Short exercise: Isolate every line in the records below with "twórców" in it.

----------------

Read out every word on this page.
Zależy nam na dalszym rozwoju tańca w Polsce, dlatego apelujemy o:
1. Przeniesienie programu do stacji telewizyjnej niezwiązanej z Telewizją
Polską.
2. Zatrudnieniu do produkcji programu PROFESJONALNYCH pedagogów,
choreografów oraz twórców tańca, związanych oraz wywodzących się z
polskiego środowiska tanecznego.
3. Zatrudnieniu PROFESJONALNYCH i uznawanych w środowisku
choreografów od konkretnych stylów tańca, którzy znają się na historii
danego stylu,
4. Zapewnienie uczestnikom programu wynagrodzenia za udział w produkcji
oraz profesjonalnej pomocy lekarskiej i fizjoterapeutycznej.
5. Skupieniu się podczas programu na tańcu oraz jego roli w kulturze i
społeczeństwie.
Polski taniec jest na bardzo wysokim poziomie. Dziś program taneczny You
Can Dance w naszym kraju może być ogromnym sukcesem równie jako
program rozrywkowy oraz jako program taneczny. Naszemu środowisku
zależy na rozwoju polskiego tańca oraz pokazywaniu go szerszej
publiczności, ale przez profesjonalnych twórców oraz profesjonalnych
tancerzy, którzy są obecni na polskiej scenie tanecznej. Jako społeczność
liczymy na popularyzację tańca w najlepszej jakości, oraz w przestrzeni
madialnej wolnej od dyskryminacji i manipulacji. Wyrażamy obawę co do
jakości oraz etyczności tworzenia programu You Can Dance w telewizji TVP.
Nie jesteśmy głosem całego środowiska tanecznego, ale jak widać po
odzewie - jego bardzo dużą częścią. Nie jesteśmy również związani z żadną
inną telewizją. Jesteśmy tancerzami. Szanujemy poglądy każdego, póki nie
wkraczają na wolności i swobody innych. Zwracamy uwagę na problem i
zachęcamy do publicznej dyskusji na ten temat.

----------------

Answer to this problem:
choreografów oraz twórców tańca, związanych oraz wywodzących się z
publiczności, ale przez profesjonalnych twórców oraz profesjonalnych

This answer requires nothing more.